━━━━━ PROVIDED RECORDS ━━━━━

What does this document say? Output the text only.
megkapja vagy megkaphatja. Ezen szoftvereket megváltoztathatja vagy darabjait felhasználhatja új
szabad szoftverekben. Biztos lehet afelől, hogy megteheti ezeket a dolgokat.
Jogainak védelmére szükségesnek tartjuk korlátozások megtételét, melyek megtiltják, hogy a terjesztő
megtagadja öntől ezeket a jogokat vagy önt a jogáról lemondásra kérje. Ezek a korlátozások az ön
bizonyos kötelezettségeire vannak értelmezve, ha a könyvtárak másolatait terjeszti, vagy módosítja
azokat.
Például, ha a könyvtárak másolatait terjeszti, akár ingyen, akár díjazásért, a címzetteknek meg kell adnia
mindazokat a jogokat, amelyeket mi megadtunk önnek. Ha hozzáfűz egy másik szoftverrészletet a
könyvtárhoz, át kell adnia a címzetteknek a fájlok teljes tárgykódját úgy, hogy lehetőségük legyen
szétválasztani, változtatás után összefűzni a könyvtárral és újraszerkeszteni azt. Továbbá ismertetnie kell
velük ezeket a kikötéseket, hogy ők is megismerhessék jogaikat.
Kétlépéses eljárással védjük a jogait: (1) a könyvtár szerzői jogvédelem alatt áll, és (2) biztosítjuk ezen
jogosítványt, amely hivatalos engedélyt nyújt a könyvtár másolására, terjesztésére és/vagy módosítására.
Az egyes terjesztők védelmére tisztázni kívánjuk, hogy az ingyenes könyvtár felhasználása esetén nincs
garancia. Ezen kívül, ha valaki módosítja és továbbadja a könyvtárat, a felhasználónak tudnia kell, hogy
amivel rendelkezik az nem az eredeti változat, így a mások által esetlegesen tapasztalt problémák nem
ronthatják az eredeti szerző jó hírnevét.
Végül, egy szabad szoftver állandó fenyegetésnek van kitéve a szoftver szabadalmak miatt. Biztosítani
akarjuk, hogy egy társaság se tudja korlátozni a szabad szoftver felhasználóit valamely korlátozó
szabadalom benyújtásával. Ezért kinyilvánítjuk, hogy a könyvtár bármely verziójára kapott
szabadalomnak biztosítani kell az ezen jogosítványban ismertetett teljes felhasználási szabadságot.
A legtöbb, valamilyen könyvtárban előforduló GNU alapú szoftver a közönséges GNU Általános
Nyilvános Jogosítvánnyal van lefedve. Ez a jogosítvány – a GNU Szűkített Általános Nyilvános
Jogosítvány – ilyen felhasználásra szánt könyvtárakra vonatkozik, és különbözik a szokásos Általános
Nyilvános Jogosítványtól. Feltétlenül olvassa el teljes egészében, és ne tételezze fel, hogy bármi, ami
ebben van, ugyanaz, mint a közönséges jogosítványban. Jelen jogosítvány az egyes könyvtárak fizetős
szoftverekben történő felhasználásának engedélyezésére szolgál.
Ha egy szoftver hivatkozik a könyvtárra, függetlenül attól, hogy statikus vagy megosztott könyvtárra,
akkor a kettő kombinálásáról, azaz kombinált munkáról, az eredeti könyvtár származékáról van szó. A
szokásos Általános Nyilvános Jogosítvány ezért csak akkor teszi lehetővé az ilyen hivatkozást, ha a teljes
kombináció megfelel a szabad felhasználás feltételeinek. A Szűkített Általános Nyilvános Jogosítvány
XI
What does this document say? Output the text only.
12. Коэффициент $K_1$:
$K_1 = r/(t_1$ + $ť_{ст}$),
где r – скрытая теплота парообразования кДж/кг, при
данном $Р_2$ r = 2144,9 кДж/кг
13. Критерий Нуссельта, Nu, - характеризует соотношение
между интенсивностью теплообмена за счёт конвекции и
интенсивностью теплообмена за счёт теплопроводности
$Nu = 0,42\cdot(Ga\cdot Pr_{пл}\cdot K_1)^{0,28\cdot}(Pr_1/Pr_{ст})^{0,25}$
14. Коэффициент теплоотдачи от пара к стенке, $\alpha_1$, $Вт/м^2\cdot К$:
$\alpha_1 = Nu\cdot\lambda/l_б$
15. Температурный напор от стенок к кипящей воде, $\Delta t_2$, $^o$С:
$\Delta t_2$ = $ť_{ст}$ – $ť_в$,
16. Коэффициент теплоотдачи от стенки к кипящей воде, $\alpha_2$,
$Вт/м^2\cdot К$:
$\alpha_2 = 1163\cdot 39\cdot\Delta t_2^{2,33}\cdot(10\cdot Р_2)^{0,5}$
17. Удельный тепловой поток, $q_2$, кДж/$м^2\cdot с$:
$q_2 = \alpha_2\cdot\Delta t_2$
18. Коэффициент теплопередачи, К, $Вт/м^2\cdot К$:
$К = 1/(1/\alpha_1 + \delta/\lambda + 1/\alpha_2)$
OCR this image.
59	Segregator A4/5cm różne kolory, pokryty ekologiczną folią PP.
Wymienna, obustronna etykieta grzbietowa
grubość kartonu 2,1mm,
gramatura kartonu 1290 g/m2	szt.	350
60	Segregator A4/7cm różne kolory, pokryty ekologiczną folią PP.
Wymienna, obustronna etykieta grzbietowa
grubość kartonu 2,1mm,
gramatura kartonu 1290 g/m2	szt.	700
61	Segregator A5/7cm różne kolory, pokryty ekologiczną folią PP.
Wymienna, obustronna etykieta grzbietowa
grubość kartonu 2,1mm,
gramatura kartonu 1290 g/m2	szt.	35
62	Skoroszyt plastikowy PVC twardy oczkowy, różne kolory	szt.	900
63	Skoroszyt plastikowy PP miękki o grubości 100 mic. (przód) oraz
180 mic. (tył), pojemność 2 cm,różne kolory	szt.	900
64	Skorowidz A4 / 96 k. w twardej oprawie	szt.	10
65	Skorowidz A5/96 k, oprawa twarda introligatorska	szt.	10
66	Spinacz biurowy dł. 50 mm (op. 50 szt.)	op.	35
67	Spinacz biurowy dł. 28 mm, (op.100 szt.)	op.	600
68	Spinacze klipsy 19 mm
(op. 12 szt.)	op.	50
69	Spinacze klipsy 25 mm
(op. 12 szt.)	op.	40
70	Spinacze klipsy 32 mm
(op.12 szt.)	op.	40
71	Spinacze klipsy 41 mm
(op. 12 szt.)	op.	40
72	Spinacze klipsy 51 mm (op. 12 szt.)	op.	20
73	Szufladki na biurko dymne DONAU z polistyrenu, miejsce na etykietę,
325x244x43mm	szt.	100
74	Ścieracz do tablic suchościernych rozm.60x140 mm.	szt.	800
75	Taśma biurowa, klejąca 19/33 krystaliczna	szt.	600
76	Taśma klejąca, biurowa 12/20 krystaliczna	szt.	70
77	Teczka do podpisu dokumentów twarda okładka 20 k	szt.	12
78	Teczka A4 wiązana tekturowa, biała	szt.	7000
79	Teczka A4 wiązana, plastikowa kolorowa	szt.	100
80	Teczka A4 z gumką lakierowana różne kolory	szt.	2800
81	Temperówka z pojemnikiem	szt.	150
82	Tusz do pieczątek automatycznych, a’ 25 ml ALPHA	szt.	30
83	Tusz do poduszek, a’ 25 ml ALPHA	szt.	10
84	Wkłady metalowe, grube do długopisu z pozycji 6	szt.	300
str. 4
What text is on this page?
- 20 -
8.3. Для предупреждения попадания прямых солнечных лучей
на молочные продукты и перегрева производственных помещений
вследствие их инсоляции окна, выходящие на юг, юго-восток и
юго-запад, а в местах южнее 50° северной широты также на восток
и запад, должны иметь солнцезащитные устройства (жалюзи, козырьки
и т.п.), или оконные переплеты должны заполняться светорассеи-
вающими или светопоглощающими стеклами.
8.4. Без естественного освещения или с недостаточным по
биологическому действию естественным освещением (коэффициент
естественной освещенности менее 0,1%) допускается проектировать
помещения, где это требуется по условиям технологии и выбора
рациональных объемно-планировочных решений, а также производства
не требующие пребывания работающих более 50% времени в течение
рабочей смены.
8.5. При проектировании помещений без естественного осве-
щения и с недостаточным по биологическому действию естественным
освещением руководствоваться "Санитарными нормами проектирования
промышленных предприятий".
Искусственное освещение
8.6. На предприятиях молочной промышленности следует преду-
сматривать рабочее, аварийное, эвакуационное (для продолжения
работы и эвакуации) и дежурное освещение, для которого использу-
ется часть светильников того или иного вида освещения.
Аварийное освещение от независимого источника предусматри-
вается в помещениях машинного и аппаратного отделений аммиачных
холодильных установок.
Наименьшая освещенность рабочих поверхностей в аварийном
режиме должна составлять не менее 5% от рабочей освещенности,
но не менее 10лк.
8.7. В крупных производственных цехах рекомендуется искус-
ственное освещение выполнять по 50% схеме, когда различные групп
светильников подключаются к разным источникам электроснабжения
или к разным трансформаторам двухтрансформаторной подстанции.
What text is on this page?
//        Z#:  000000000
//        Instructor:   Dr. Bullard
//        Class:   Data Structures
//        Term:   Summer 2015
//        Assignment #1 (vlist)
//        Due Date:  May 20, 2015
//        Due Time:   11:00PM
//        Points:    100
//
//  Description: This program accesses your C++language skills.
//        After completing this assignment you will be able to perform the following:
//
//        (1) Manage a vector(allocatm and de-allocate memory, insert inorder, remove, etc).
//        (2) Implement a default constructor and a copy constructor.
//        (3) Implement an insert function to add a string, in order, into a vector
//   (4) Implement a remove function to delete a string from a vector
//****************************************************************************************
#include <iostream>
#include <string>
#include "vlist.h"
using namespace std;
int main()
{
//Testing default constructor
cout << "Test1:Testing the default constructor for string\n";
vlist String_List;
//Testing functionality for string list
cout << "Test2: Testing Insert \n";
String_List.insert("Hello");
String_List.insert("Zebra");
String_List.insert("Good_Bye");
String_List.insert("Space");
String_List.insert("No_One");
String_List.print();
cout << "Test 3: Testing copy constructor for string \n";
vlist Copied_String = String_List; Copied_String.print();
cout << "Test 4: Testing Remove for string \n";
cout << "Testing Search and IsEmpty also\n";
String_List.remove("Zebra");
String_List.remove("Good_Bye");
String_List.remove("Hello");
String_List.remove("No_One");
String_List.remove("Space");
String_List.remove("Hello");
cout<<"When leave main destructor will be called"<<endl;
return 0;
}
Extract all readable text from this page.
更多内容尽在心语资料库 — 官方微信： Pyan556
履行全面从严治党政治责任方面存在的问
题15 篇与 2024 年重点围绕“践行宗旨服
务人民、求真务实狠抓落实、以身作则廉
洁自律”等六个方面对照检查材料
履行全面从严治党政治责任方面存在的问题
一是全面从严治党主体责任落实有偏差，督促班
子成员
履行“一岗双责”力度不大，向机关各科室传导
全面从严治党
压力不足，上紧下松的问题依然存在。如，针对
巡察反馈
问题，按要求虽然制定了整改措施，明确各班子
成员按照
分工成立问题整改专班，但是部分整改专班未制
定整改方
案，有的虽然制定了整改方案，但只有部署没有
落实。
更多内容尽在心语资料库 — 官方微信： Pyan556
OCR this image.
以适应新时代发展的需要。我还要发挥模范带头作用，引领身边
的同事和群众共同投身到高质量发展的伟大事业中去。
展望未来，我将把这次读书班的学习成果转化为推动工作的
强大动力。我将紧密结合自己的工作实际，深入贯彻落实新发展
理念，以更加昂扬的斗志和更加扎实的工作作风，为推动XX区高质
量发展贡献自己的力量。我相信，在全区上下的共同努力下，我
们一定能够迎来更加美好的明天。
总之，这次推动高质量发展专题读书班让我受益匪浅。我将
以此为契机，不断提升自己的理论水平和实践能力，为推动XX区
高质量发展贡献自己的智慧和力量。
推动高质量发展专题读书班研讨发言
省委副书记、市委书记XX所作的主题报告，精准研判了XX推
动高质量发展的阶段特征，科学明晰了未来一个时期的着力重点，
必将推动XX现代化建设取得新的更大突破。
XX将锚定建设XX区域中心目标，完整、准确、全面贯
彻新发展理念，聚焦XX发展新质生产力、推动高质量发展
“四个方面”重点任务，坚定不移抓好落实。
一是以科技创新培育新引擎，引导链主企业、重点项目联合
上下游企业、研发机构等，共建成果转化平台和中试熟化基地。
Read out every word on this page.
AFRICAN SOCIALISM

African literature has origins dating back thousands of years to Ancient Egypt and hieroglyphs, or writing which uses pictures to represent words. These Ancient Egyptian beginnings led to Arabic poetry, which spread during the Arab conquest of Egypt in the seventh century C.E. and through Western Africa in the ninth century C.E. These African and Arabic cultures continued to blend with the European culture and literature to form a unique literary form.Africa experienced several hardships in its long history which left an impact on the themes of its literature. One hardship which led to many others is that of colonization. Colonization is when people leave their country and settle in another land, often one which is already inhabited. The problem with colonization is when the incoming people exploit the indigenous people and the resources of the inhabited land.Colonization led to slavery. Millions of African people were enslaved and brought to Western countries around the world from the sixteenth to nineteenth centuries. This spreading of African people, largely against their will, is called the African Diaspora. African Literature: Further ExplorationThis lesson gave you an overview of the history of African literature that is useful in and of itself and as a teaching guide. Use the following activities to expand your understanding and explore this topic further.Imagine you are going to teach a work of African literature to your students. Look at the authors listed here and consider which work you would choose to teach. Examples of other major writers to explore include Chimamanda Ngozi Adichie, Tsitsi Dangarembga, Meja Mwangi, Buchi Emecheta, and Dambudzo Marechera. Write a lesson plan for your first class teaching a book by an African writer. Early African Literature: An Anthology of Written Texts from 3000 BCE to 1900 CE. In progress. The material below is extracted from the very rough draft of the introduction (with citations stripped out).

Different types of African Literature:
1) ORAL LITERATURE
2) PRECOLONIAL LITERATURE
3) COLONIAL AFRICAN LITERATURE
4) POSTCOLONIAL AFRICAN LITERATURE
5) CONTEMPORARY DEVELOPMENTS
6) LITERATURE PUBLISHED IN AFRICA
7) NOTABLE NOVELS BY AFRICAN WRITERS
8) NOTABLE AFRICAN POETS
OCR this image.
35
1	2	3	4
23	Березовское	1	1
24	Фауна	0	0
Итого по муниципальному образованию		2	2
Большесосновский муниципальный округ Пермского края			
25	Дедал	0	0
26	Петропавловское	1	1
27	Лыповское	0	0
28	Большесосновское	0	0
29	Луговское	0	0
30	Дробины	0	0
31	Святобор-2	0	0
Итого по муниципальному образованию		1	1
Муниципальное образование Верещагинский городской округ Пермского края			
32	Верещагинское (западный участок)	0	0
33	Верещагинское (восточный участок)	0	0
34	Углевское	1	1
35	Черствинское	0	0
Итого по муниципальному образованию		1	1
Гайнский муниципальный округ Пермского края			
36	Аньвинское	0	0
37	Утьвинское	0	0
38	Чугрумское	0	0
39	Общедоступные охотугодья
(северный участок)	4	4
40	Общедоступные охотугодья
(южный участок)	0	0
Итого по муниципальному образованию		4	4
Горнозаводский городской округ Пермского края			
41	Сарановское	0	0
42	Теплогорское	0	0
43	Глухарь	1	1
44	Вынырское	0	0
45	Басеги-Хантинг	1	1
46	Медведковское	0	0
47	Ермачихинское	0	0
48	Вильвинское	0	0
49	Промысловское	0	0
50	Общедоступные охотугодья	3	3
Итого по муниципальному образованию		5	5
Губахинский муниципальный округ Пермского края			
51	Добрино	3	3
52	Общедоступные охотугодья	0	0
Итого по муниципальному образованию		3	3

━━━━━

_TASK TO COMPLETE_:
Look over the records above and copy each line that includes the string "jogokat".

_THE COMPLETED TASK_:
megtagadja öntől ezeket a jogokat vagy önt a jogáról lemondásra kérje. Ezek a korlátozások az ön
mindazokat a jogokat, amelyeket mi megadtunk önnek. Ha hozzáfűz egy másik szoftverrészletet a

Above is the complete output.